WHAT TO WORK ON. Each record is to be printed again precisely as it reads.

(Recorded data)
____________________
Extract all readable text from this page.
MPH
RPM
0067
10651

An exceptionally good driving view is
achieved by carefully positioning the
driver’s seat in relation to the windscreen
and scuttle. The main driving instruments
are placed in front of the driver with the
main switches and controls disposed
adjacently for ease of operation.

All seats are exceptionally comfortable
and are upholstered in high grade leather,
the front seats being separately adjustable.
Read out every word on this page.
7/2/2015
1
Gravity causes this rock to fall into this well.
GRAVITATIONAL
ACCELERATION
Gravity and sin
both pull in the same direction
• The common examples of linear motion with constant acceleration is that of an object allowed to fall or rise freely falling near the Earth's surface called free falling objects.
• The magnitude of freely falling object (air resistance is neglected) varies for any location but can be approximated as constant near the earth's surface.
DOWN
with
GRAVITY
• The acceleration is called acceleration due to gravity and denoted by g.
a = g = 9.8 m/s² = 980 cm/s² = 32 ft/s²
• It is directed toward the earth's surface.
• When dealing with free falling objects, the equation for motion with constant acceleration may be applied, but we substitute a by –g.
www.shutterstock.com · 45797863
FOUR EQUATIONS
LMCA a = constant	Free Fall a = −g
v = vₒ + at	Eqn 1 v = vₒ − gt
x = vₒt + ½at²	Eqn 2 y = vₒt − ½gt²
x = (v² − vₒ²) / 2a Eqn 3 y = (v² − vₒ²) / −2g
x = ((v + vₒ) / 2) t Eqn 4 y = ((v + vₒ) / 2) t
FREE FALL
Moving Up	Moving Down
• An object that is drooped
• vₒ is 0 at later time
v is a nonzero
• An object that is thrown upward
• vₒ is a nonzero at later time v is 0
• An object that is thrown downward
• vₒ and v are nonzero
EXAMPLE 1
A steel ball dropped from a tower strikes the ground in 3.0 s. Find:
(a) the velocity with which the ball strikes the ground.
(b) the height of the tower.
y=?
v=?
____________________
PROBLEM SOLUTION.
Extract all readable text from this page.
MPH
RPM
0067
10651

An exceptionally good driving view is
achieved by carefully positioning the
driver’s seat in relation to the windscreen
and scuttle. The main driving instruments
are placed in front of the driver with the
main switches and controls disposed
adjacently for ease of operation.

All seats are exceptionally comfortable
and are upholstered in high grade leather,
the front seats being separately adjustable.
Read out every word on this page.
7/2/2015
1
Gravity causes this rock to fall into this well.
GRAVITATIONAL
ACCELERATION
Gravity and sin
both pull in the same direction
• The common examples of linear motion with constant acceleration is that of an object allowed to fall or rise freely falling near the Earth's surface called free falling objects.
• The magnitude of freely falling object (air resistance is neglected) varies for any location but can be approximated as constant near the earth's surface.
DOWN
with
GRAVITY
• The acceleration is called acceleration due to gravity and denoted by g.
a = g = 9.8 m/s² = 980 cm/s² = 32 ft/s²
• It is directed toward the earth's surface.
• When dealing with free falling objects, the equation for motion with constant acceleration may be applied, but we substitute a by –g.
www.shutterstock.com · 45797863
FOUR EQUATIONS
LMCA a = constant	Free Fall a = −g
v = vₒ + at	Eqn 1 v = vₒ − gt
x = vₒt + ½at²	Eqn 2 y = vₒt − ½gt²
x = (v² − vₒ²) / 2a Eqn 3 y = (v² − vₒ²) / −2g
x = ((v + vₒ) / 2) t Eqn 4 y = ((v + vₒ) / 2) t
FREE FALL
Moving Up	Moving Down
• An object that is drooped
• vₒ is 0 at later time
v is a nonzero
• An object that is thrown upward
• vₒ is a nonzero at later time v is 0
• An object that is thrown downward
• vₒ and v are nonzero
EXAMPLE 1
A steel ball dropped from a tower strikes the ground in 3.0 s. Find:
(a) the velocity with which the ball strikes the ground.
(b) the height of the tower.
y=?
v=?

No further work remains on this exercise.